Instructions to follow
Pull out every line with the word "times".

* Begin Data supplied *

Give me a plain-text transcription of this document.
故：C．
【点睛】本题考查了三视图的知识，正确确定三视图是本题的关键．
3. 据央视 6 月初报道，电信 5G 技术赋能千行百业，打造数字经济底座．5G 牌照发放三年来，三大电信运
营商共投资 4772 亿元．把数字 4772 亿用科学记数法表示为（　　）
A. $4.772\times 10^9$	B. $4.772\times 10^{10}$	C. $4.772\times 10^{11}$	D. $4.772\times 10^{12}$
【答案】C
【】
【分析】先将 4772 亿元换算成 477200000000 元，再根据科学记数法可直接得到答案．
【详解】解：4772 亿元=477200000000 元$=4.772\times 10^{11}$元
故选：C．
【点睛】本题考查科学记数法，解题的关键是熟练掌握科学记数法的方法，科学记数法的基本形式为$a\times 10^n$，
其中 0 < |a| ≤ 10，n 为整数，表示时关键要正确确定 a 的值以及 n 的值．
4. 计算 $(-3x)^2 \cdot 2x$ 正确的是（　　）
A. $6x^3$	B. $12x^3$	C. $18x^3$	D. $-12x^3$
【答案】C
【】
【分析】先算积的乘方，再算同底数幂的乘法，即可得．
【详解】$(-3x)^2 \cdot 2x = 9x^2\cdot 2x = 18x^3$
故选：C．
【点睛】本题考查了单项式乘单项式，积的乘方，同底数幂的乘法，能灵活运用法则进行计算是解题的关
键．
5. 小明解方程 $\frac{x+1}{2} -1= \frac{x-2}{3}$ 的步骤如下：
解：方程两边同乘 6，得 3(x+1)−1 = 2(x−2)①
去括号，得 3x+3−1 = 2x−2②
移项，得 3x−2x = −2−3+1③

* End Data supplied *

Final result
A. $4.772\times 10^9$	B. $4.772\times 10^{10}$	C. $4.772\times 10^{11}$	D. $4.772\times 10^{12}$
【详解】解：4772 亿元=477200000000 元$=4.772\times 10^{11}$元
【点睛】本题考查科学记数法，解题的关键是熟练掌握科学记数法的方法，科学记数法的基本形式为$a\times 10^n$，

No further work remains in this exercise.